> **MATERIAL PROVIDED**:
────

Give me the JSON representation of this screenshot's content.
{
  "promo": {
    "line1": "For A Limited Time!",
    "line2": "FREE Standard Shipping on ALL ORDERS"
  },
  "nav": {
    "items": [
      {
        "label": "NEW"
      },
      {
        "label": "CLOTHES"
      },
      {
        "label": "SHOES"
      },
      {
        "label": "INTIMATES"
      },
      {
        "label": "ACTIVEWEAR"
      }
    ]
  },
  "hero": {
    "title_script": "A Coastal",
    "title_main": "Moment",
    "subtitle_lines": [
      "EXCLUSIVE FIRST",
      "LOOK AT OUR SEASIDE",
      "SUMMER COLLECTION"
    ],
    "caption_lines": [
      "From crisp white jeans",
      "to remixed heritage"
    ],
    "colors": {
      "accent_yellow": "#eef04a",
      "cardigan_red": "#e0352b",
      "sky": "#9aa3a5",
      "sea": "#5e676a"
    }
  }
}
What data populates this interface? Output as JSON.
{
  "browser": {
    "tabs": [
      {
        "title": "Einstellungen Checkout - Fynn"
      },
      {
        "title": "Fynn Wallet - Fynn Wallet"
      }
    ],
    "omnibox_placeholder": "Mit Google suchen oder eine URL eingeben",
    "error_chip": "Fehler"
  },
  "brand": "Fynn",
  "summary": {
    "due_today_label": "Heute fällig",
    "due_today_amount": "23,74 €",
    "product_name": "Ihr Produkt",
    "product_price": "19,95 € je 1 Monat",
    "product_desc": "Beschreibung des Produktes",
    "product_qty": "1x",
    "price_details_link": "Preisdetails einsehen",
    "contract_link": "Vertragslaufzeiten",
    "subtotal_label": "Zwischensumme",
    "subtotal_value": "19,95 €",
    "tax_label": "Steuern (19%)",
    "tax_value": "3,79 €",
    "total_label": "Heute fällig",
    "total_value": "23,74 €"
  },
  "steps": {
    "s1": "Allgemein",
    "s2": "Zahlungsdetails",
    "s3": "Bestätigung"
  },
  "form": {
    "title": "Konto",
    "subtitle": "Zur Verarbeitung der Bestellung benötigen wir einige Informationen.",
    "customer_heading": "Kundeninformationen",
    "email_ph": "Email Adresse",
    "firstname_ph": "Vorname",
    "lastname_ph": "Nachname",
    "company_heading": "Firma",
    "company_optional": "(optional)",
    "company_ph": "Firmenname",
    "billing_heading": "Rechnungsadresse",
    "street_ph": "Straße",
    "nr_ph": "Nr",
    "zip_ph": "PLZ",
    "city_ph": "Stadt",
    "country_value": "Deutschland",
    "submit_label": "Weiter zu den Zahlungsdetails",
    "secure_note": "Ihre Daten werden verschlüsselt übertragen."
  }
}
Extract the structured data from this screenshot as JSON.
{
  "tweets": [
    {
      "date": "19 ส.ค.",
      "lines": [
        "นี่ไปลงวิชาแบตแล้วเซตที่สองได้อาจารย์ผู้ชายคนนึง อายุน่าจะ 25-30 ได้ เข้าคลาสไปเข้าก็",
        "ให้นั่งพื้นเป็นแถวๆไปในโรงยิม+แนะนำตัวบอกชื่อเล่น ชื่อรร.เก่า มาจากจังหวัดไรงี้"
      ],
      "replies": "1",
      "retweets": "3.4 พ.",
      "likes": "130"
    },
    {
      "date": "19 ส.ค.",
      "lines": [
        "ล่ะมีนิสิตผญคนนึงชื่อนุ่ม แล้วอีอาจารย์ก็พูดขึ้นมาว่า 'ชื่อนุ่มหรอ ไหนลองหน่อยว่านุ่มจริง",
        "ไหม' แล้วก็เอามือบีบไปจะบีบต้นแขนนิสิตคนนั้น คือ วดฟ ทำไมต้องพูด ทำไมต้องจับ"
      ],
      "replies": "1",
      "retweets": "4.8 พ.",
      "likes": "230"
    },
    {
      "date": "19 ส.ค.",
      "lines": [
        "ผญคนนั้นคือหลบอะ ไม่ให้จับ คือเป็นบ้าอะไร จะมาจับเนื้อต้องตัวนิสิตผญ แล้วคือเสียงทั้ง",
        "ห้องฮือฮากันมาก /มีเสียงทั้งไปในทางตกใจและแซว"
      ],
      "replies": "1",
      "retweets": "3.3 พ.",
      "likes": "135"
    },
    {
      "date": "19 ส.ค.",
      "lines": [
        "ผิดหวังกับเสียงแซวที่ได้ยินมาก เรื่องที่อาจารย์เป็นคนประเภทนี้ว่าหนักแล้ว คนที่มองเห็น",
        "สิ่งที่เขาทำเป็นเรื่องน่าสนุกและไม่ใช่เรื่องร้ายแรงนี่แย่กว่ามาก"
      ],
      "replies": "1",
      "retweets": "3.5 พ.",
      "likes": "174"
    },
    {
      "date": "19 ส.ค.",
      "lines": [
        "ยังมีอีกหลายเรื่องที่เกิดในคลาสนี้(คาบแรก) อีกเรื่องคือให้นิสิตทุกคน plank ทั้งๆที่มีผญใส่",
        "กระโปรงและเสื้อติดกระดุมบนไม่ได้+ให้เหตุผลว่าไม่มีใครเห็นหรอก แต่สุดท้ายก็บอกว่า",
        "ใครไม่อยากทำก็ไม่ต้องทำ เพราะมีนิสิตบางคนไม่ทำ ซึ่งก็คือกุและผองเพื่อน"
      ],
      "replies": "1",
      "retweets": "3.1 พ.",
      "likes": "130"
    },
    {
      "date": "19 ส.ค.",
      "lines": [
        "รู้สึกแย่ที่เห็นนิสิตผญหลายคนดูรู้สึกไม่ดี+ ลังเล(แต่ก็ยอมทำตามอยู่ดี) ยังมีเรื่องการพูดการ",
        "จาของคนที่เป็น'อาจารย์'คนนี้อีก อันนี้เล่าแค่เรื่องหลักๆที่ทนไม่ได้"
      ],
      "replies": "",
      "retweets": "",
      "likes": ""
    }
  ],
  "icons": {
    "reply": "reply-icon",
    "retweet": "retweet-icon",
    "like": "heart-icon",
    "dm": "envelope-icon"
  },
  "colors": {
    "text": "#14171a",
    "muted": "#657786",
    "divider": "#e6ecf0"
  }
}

────

Repeat back the data above, exact to the last character.

Give me the JSON representation of this screenshot's content.
{
  "promo": {
    "line1": "For A Limited Time!",
    "line2": "FREE Standard Shipping on ALL ORDERS"
  },
  "nav": {
    "items": [
      {
        "label": "NEW"
      },
      {
        "label": "CLOTHES"
      },
      {
        "label": "SHOES"
      },
      {
        "label": "INTIMATES"
      },
      {
        "label": "ACTIVEWEAR"
      }
    ]
  },
  "hero": {
    "title_script": "A Coastal",
    "title_main": "Moment",
    "subtitle_lines": [
      "EXCLUSIVE FIRST",
      "LOOK AT OUR SEASIDE",
      "SUMMER COLLECTION"
    ],
    "caption_lines": [
      "From crisp white jeans",
      "to remixed heritage"
    ],
    "colors": {
      "accent_yellow": "#eef04a",
      "cardigan_red": "#e0352b",
      "sky": "#9aa3a5",
      "sea": "#5e676a"
    }
  }
}
What data populates this interface? Output as JSON.
{
  "browser": {
    "tabs": [
      {
        "title": "Einstellungen Checkout - Fynn"
      },
      {
        "title": "Fynn Wallet - Fynn Wallet"
      }
    ],
    "omnibox_placeholder": "Mit Google suchen oder eine URL eingeben",
    "error_chip": "Fehler"
  },
  "brand": "Fynn",
  "summary": {
    "due_today_label": "Heute fällig",
    "due_today_amount": "23,74 €",
    "product_name": "Ihr Produkt",
    "product_price": "19,95 € je 1 Monat",
    "product_desc": "Beschreibung des Produktes",
    "product_qty": "1x",
    "price_details_link": "Preisdetails einsehen",
    "contract_link": "Vertragslaufzeiten",
    "subtotal_label": "Zwischensumme",
    "subtotal_value": "19,95 €",
    "tax_label": "Steuern (19%)",
    "tax_value": "3,79 €",
    "total_label": "Heute fällig",
    "total_value": "23,74 €"
  },
  "steps": {
    "s1": "Allgemein",
    "s2": "Zahlungsdetails",
    "s3": "Bestätigung"
  },
  "form": {
    "title": "Konto",
    "subtitle": "Zur Verarbeitung der Bestellung benötigen wir einige Informationen.",
    "customer_heading": "Kundeninformationen",
    "email_ph": "Email Adresse",
    "firstname_ph": "Vorname",
    "lastname_ph": "Nachname",
    "company_heading": "Firma",
    "company_optional": "(optional)",
    "company_ph": "Firmenname",
    "billing_heading": "Rechnungsadresse",
    "street_ph": "Straße",
    "nr_ph": "Nr",
    "zip_ph": "PLZ",
    "city_ph": "Stadt",
    "country_value": "Deutschland",
    "submit_label": "Weiter zu den Zahlungsdetails",
    "secure_note": "Ihre Daten werden verschlüsselt übertragen."
  }
}
Extract the structured data from this screenshot as JSON.
{
  "tweets": [
    {
      "date": "19 ส.ค.",
      "lines": [
        "นี่ไปลงวิชาแบตแล้วเซตที่สองได้อาจารย์ผู้ชายคนนึง อายุน่าจะ 25-30 ได้ เข้าคลาสไปเข้าก็",
        "ให้นั่งพื้นเป็นแถวๆไปในโรงยิม+แนะนำตัวบอกชื่อเล่น ชื่อรร.เก่า มาจากจังหวัดไรงี้"
      ],
      "replies": "1",
      "retweets": "3.4 พ.",
      "likes": "130"
    },
    {
      "date": "19 ส.ค.",
      "lines": [
        "ล่ะมีนิสิตผญคนนึงชื่อนุ่ม แล้วอีอาจารย์ก็พูดขึ้นมาว่า 'ชื่อนุ่มหรอ ไหนลองหน่อยว่านุ่มจริง",
        "ไหม' แล้วก็เอามือบีบไปจะบีบต้นแขนนิสิตคนนั้น คือ วดฟ ทำไมต้องพูด ทำไมต้องจับ"
      ],
      "replies": "1",
      "retweets": "4.8 พ.",
      "likes": "230"
    },
    {
      "date": "19 ส.ค.",
      "lines": [
        "ผญคนนั้นคือหลบอะ ไม่ให้จับ คือเป็นบ้าอะไร จะมาจับเนื้อต้องตัวนิสิตผญ แล้วคือเสียงทั้ง",
        "ห้องฮือฮากันมาก /มีเสียงทั้งไปในทางตกใจและแซว"
      ],
      "replies": "1",
      "retweets": "3.3 พ.",
      "likes": "135"
    },
    {
      "date": "19 ส.ค.",
      "lines": [
        "ผิดหวังกับเสียงแซวที่ได้ยินมาก เรื่องที่อาจารย์เป็นคนประเภทนี้ว่าหนักแล้ว คนที่มองเห็น",
        "สิ่งที่เขาทำเป็นเรื่องน่าสนุกและไม่ใช่เรื่องร้ายแรงนี่แย่กว่ามาก"
      ],
      "replies": "1",
      "retweets": "3.5 พ.",
      "likes": "174"
    },
    {
      "date": "19 ส.ค.",
      "lines": [
        "ยังมีอีกหลายเรื่องที่เกิดในคลาสนี้(คาบแรก) อีกเรื่องคือให้นิสิตทุกคน plank ทั้งๆที่มีผญใส่",
        "กระโปรงและเสื้อติดกระดุมบนไม่ได้+ให้เหตุผลว่าไม่มีใครเห็นหรอก แต่สุดท้ายก็บอกว่า",
        "ใครไม่อยากทำก็ไม่ต้องทำ เพราะมีนิสิตบางคนไม่ทำ ซึ่งก็คือกุและผองเพื่อน"
      ],
      "replies": "1",
      "retweets": "3.1 พ.",
      "likes": "130"
    },
    {
      "date": "19 ส.ค.",
      "lines": [
        "รู้สึกแย่ที่เห็นนิสิตผญหลายคนดูรู้สึกไม่ดี+ ลังเล(แต่ก็ยอมทำตามอยู่ดี) ยังมีเรื่องการพูดการ",
        "จาของคนที่เป็น'อาจารย์'คนนี้อีก อันนี้เล่าแค่เรื่องหลักๆที่ทนไม่ได้"
      ],
      "replies": "",
      "retweets": "",
      "likes": ""
    }
  ],
  "icons": {
    "reply": "reply-icon",
    "retweet": "retweet-icon",
    "like": "heart-icon",
    "dm": "envelope-icon"
  },
  "colors": {
    "text": "#14171a",
    "muted": "#657786",
    "divider": "#e6ecf0"
  }
}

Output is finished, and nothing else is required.